Your goal:
Every line holding the string "before" should be gathered.

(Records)
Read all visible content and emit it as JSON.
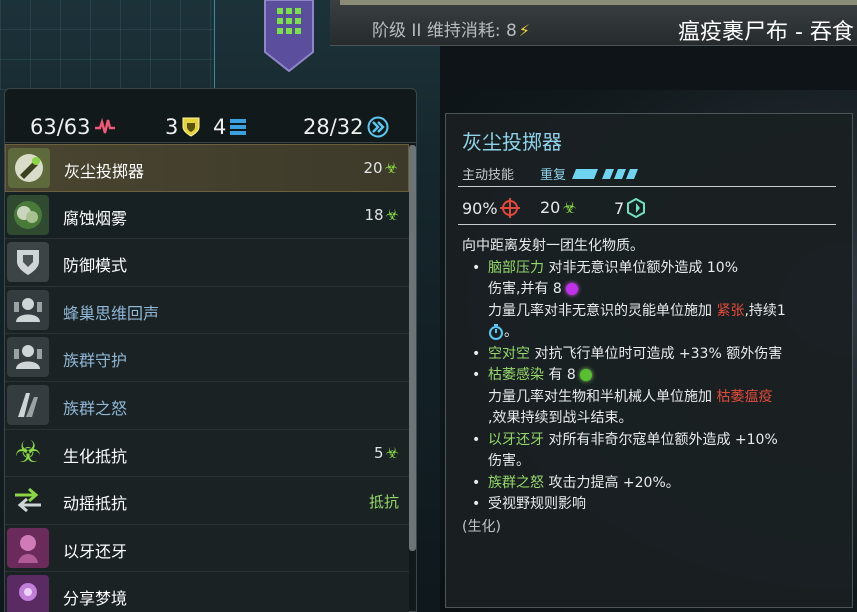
{
  "topbar": {
    "upkeep_label": "阶级 II 维持消耗: 8",
    "unit_name": "瘟疫裹尸布 - 吞食"
  },
  "stats": {
    "health": "63/63",
    "armor": "3",
    "shield": "4",
    "moves": "28/32"
  },
  "abilities": [
    {
      "label": "灰尘投掷器",
      "cost": "20",
      "selected": true,
      "dim": false
    },
    {
      "label": "腐蚀烟雾",
      "cost": "18",
      "selected": false,
      "dim": false
    },
    {
      "label": "防御模式",
      "cost": "",
      "selected": false,
      "dim": false
    },
    {
      "label": "蜂巢思维回声",
      "cost": "",
      "selected": false,
      "dim": true
    },
    {
      "label": "族群守护",
      "cost": "",
      "selected": false,
      "dim": true
    },
    {
      "label": "族群之怒",
      "cost": "",
      "selected": false,
      "dim": true
    },
    {
      "label": "生化抵抗",
      "cost": "5",
      "selected": false,
      "dim": false
    },
    {
      "label": "动摇抵抗",
      "cost": "抵抗",
      "selected": false,
      "dim": false
    },
    {
      "label": "以牙还牙",
      "cost": "",
      "selected": false,
      "dim": false
    },
    {
      "label": "分享梦境",
      "cost": "",
      "selected": false,
      "dim": false
    }
  ],
  "tooltip": {
    "title": "灰尘投掷器",
    "type": "主动技能",
    "repeat": "重复",
    "accuracy": "90%",
    "damage": "20",
    "range": "7",
    "description": "向中距离发射一团生化物质。",
    "b1_name": "脑部压力",
    "b1_text": " 对非无意识单位额外造成 10%",
    "b1_line2a": "伤害,并有 8 ",
    "b1_line3a": "力量几率对非无意识的灵能单位施加 ",
    "b1_status": "紧张",
    "b1_line3b": ",持续1",
    "b1_line4": "。",
    "b2_name": "空对空",
    "b2_text": " 对抗飞行单位时可造成 +33% 额外伤害",
    "b3_name": "枯萎感染",
    "b3_text": " 有 8",
    "b3_line2a": "力量几率对生物和半机械人单位施加 ",
    "b3_status": "枯萎瘟疫",
    "b3_line3": ",效果持续到战斗结束。",
    "b4_name": "以牙还牙",
    "b4_text": " 对所有非奇尔寇单位额外造成 +10%",
    "b4_line2": "伤害。",
    "b5_name": "族群之怒",
    "b5_text": " 攻击力提高 +20%。",
    "b6_text": "受视野规则影响",
    "footer": "(生化)"
  },
  "colors": {
    "accent_cyan": "#8fd3ea",
    "keyword_green": "#94d76a",
    "status_red": "#e04a3a",
    "biohazard_green": "#8ad645"
  }
}
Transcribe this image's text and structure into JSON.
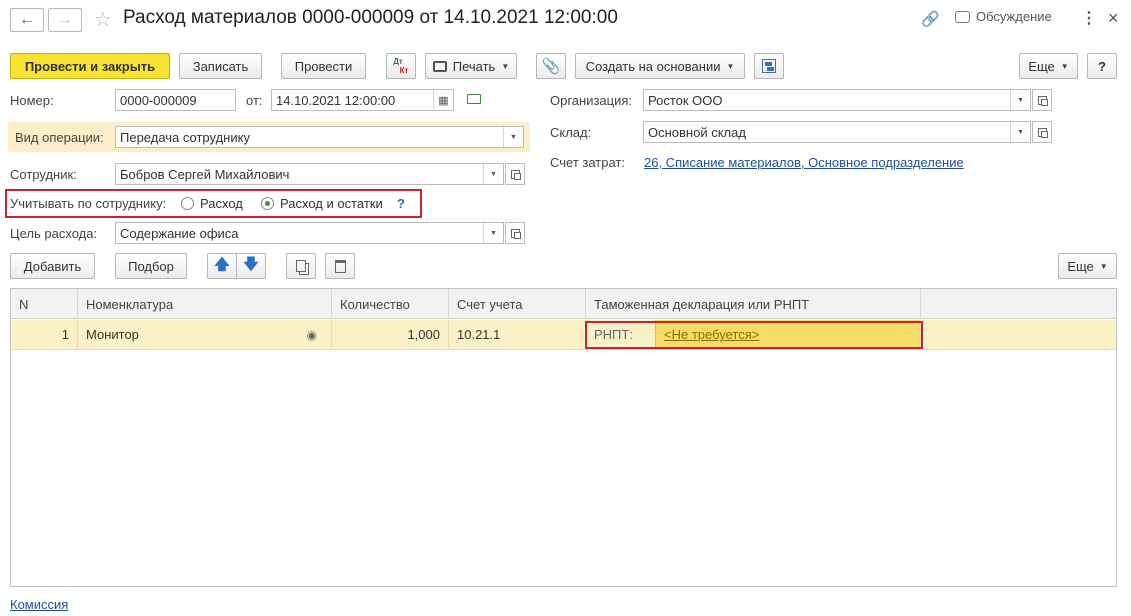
{
  "window": {
    "title": "Расход материалов 0000-000009 от 14.10.2021 12:00:00",
    "discussion_label": "Обсуждение"
  },
  "toolbar": {
    "post_close": "Провести и закрыть",
    "save": "Записать",
    "post": "Провести",
    "dtkt_top": "Дт",
    "dtkt_bottom": "Кт",
    "print": "Печать",
    "create_based": "Создать на основании",
    "more": "Еще",
    "help": "?"
  },
  "form": {
    "number_label": "Номер:",
    "number_value": "0000-000009",
    "date_label": "от:",
    "date_value": "14.10.2021 12:00:00",
    "operation_label": "Вид операции:",
    "operation_value": "Передача сотруднику",
    "employee_label": "Сотрудник:",
    "employee_value": "Бобров Сергей Михайлович",
    "account_by_employee_label": "Учитывать по сотруднику:",
    "radio_expense": "Расход",
    "radio_expense_balance": "Расход и остатки",
    "radio_help": "?",
    "purpose_label": "Цель расхода:",
    "purpose_value": "Содержание офиса",
    "org_label": "Организация:",
    "org_value": "Росток ООО",
    "warehouse_label": "Склад:",
    "warehouse_value": "Основной склад",
    "cost_account_label": "Счет затрат:",
    "cost_account_value": "26, Списание материалов, Основное подразделение"
  },
  "table_toolbar": {
    "add": "Добавить",
    "pick": "Подбор",
    "more": "Еще"
  },
  "table": {
    "columns": [
      "N",
      "Номенклатура",
      "Количество",
      "Счет учета",
      "Таможенная декларация или РНПТ"
    ],
    "rows": [
      {
        "n": "1",
        "item": "Монитор",
        "qty": "1,000",
        "account": "10.21.1",
        "rnpt_label": "РНПТ:",
        "rnpt_value": "<Не требуется>"
      }
    ]
  },
  "footer": {
    "commission_link": "Комиссия"
  },
  "colors": {
    "primary_button": "#f9e332",
    "highlight_row": "#fbf1c7",
    "operation_row_bg": "#fbeec8",
    "red_outline": "#cf2030",
    "link": "#1f4f9c"
  }
}
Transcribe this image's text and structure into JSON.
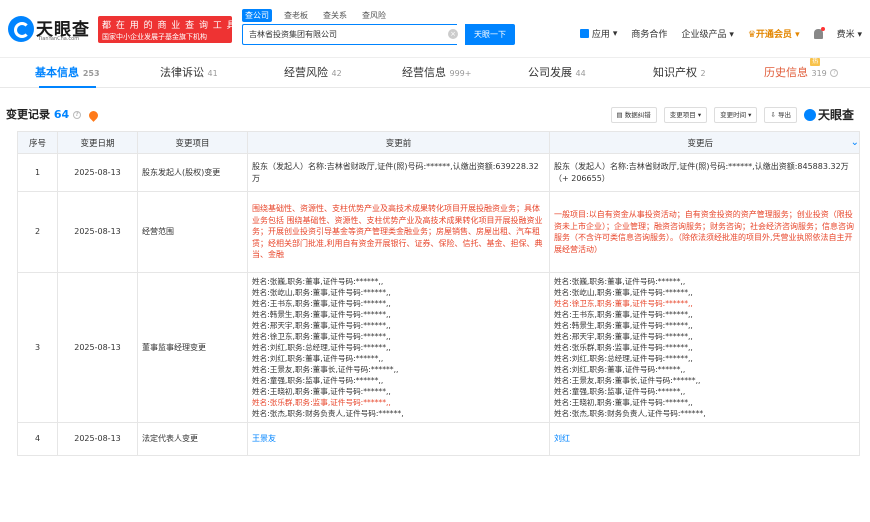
{
  "header": {
    "brand": "天眼查",
    "brand_sub": "TianYanCha.com",
    "slogan_1": "都 在 用 的 商 业 查 询 工 具",
    "slogan_2": "国家中小企业发展子基金旗下机构",
    "search_tabs": [
      "查公司",
      "查老板",
      "查关系",
      "查风险"
    ],
    "search_value": "吉林省投资集团有限公司",
    "search_button": "天眼一下",
    "nav": {
      "app": "应用",
      "coop": "商务合作",
      "enterprise": "企业级产品",
      "vip": "开通会员",
      "user": "费米"
    }
  },
  "tabs": [
    {
      "label": "基本信息",
      "count": "253"
    },
    {
      "label": "法律诉讼",
      "count": "41"
    },
    {
      "label": "经营风险",
      "count": "42"
    },
    {
      "label": "经营信息",
      "count": "999+"
    },
    {
      "label": "公司发展",
      "count": "44"
    },
    {
      "label": "知识产权",
      "count": "2"
    },
    {
      "label": "历史信息",
      "count": "319",
      "hot": "热"
    }
  ],
  "section": {
    "title": "变更记录",
    "count": "64"
  },
  "tools": {
    "analysis": "数据纠错",
    "item": "变更项目",
    "time": "变更时间",
    "export": "导出",
    "logo": "天眼查"
  },
  "table": {
    "headers": [
      "序号",
      "变更日期",
      "变更项目",
      "变更前",
      "变更后"
    ],
    "rows": [
      {
        "no": "1",
        "date": "2025-08-13",
        "item": "股东发起人(股权)变更",
        "before": "股东（发起人）名称:吉林省财政厅,证件(照)号码:******,认缴出资额:639228.32万",
        "after": "股东（发起人）名称:吉林省财政厅,证件(照)号码:******,认缴出资额:845883.32万（+ 206655）"
      },
      {
        "no": "2",
        "date": "2025-08-13",
        "item": "经营范围",
        "before": "围绕基础性、资源性、支柱优势产业及高技术成果转化项目开展投融资业务；具体业务包括 围绕基础性、资源性、支柱优势产业及高技术成果转化项目开展投融资业务；开展创业投资引导基金等资产管理类金融业务；房屋销售、房屋出租、汽车租赁；经相关部门批准,利用自有资金开展银行、证券、保险、信托、基金、担保、典当、金融",
        "after": "一般项目:以自有资金从事投资活动；自有资金投资的资产管理服务；创业投资（限投资未上市企业）；企业管理；融资咨询服务；财务咨询；社会经济咨询服务；信息咨询服务（不含许可类信息咨询服务）。（除依法须经批准的项目外,凭营业执照依法自主开展经营活动）"
      },
      {
        "no": "3",
        "date": "2025-08-13",
        "item": "董事监事经理变更",
        "before": [
          "姓名:张巍,职务:董事,证件号码:******,,",
          "姓名:张屹山,职务:董事,证件号码:******,,",
          "姓名:王书东,职务:董事,证件号码:******,,",
          "姓名:韩景生,职务:董事,证件号码:******,,",
          "姓名:邢天宇,职务:董事,证件号码:******,,",
          "姓名:徐卫东,职务:董事,证件号码:******,,",
          "姓名:刘红,职务:总经理,证件号码:******,,",
          "姓名:刘红,职务:董事,证件号码:******,,",
          "姓名:王景友,职务:董事长,证件号码:******,,",
          "姓名:童强,职务:监事,证件号码:******,,",
          "姓名:王晓初,职务:董事,证件号码:******,,",
          "姓名:张乐群,职务:监事,证件号码:******,,",
          "姓名:张杰,职务:财务负责人,证件号码:******,"
        ],
        "after": [
          "姓名:张巍,职务:董事,证件号码:******,,",
          "姓名:张屹山,职务:董事,证件号码:******,,",
          "姓名:徐卫东,职务:董事,证件号码:******,,",
          "姓名:王书东,职务:董事,证件号码:******,,",
          "姓名:韩景生,职务:董事,证件号码:******,,",
          "姓名:邢天宇,职务:董事,证件号码:******,,",
          "姓名:张乐群,职务:监事,证件号码:******,,",
          "姓名:刘红,职务:总经理,证件号码:******,,",
          "姓名:刘红,职务:董事,证件号码:******,,",
          "姓名:王景友,职务:董事长,证件号码:******,,",
          "姓名:童强,职务:监事,证件号码:******,,",
          "姓名:王晓初,职务:董事,证件号码:******,,",
          "姓名:张杰,职务:财务负责人,证件号码:******,"
        ]
      },
      {
        "no": "4",
        "date": "2025-08-13",
        "item": "法定代表人变更",
        "before": "王景友",
        "after": "刘红"
      }
    ]
  }
}
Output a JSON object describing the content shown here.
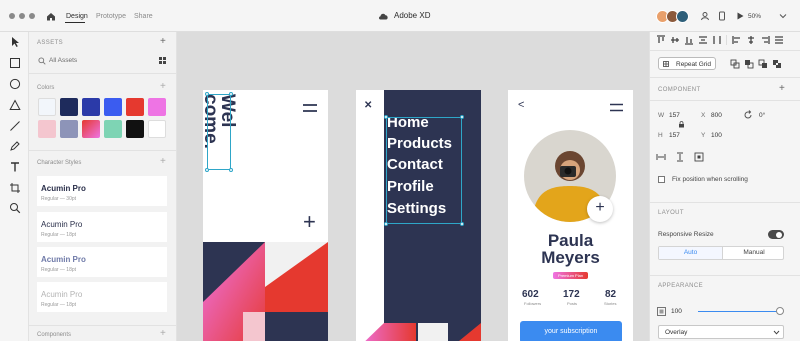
{
  "window": {
    "title": "Adobe XD"
  },
  "tabs": [
    {
      "label": "Design",
      "active": true
    },
    {
      "label": "Prototype",
      "active": false
    },
    {
      "label": "Share",
      "active": false
    }
  ],
  "toolbar": {
    "zoom": "50%"
  },
  "colors": {
    "accent": "#2ea6c8",
    "navy": "#2d3452",
    "highlight_blue": "#3b8bf0",
    "red": "#e53b2c",
    "pink": "#ee74e4"
  },
  "assets": {
    "header": "ASSETS",
    "search_label": "All Assets",
    "colors_header": "Colors",
    "swatches": [
      "#f2f6fb",
      "#1e2b5c",
      "#2b3aa8",
      "#3b5cf0",
      "#e5392f",
      "#ee74e4",
      "#f4c6cf",
      "#8d94b8",
      "gradient",
      "#7ed4b4",
      "#111111",
      "#ffffff"
    ],
    "character_styles_header": "Character Styles",
    "character_styles": [
      {
        "name": "Acumin Pro",
        "meta": "Regular — 30pt"
      },
      {
        "name": "Acumin Pro",
        "meta": "Regular — 18pt"
      },
      {
        "name": "Acumin Pro",
        "meta": "Regular — 18pt"
      },
      {
        "name": "Acumin Pro",
        "meta": "Regular — 18pt"
      }
    ],
    "components_header": "Components"
  },
  "artboard1": {
    "line1": "Wel",
    "line2": "come.",
    "plus": "+"
  },
  "artboard2": {
    "close": "✕",
    "menu": [
      "Home",
      "Products",
      "Contact",
      "Profile",
      "Settings"
    ]
  },
  "artboard3": {
    "back": "<",
    "first_name": "Paula",
    "last_name": "Meyers",
    "badge": "Premium Plan",
    "stats": [
      {
        "value": "602",
        "label": "Followers"
      },
      {
        "value": "172",
        "label": "Posts"
      },
      {
        "value": "82",
        "label": "Stories"
      }
    ],
    "cta": "your subscription"
  },
  "properties": {
    "repeat_grid": "Repeat Grid",
    "component_header": "COMPONENT",
    "w_label": "W",
    "w_value": "157",
    "x_label": "X",
    "x_value": "800",
    "h_label": "H",
    "h_value": "157",
    "y_label": "Y",
    "y_value": "100",
    "rotation": "0°",
    "fix_position": "Fix position when scrolling",
    "layout_header": "LAYOUT",
    "responsive_resize": "Responsive Resize",
    "resize_auto": "Auto",
    "resize_manual": "Manual",
    "appearance_header": "APPEARANCE",
    "opacity": "100",
    "opacity_fraction": 1.0,
    "blend_mode": "Overlay"
  }
}
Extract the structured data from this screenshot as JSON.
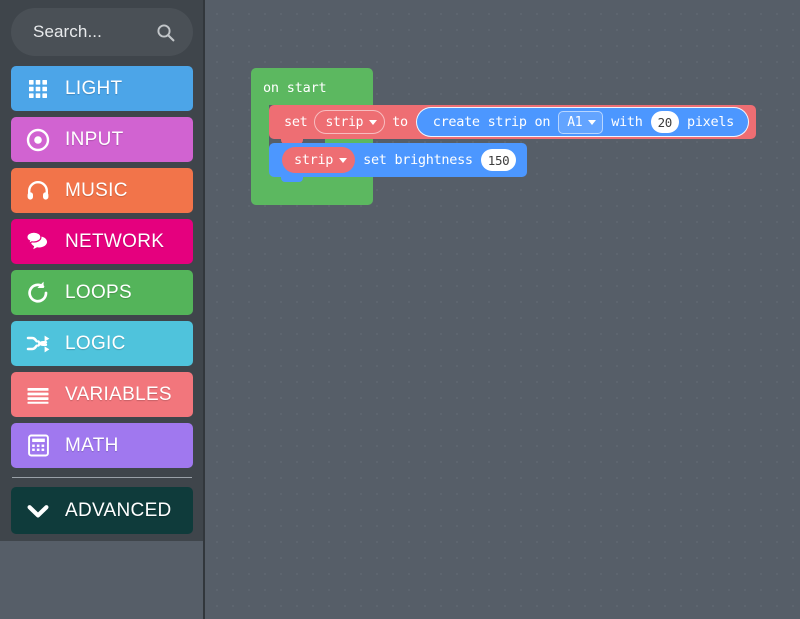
{
  "search": {
    "placeholder": "Search...",
    "value": "",
    "icon": "search-icon"
  },
  "sidebar": {
    "items": [
      {
        "id": "light",
        "label": "LIGHT",
        "color": "#4CA5E8",
        "icon": "grid-dots-icon"
      },
      {
        "id": "input",
        "label": "INPUT",
        "color": "#D163D1",
        "icon": "target-dot-icon"
      },
      {
        "id": "music",
        "label": "MUSIC",
        "color": "#F2744A",
        "icon": "headphones-icon"
      },
      {
        "id": "network",
        "label": "NETWORK",
        "color": "#E5007E",
        "icon": "speech-bubbles-icon"
      },
      {
        "id": "loops",
        "label": "LOOPS",
        "color": "#54B45A",
        "icon": "loop-arrow-icon"
      },
      {
        "id": "logic",
        "label": "LOGIC",
        "color": "#4FC3DC",
        "icon": "shuffle-arrows-icon"
      },
      {
        "id": "variables",
        "label": "VARIABLES",
        "color": "#F2767C",
        "icon": "lines-stack-icon"
      },
      {
        "id": "math",
        "label": "MATH",
        "color": "#A078EF",
        "icon": "calculator-icon"
      }
    ],
    "advanced": {
      "id": "advanced",
      "label": "ADVANCED",
      "color": "#0F3B3B",
      "icon": "chevron-down-icon"
    }
  },
  "workspace": {
    "on_start": {
      "label": "on start",
      "color": "#5CB860"
    },
    "set_block": {
      "color": "#EE6E73",
      "word_set": "set",
      "variable": "strip",
      "word_to": "to",
      "reporter": {
        "color": "#4C97FF",
        "text_create": "create strip on",
        "pin": "A1",
        "word_with": "with",
        "pixels": "20",
        "word_pixels": "pixels"
      }
    },
    "brightness_block": {
      "color": "#4C97FF",
      "variable": "strip",
      "label": "set brightness",
      "value": "150"
    }
  }
}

Expected answer:
        "before": "股东（发起人）名称:吉林省财政厅,证件(照)号码:******,认缴出资额:639228.32万",
        "before": "围绕基础性、资源性、支柱优势产业及高技术成果转化项目开展投融资业务；具体业务包括 围绕基础性、资源性、支柱优势产业及高技术成果转化项目开展投融资业务；开展创业投资引导基金等资产管理类金融业务；房屋销售、房屋出租、汽车租赁；经相关部门批准,利用自有资金开展银行、证券、保险、信托、基金、担保、典当、金融",
        "before": [
        "before": "王景友",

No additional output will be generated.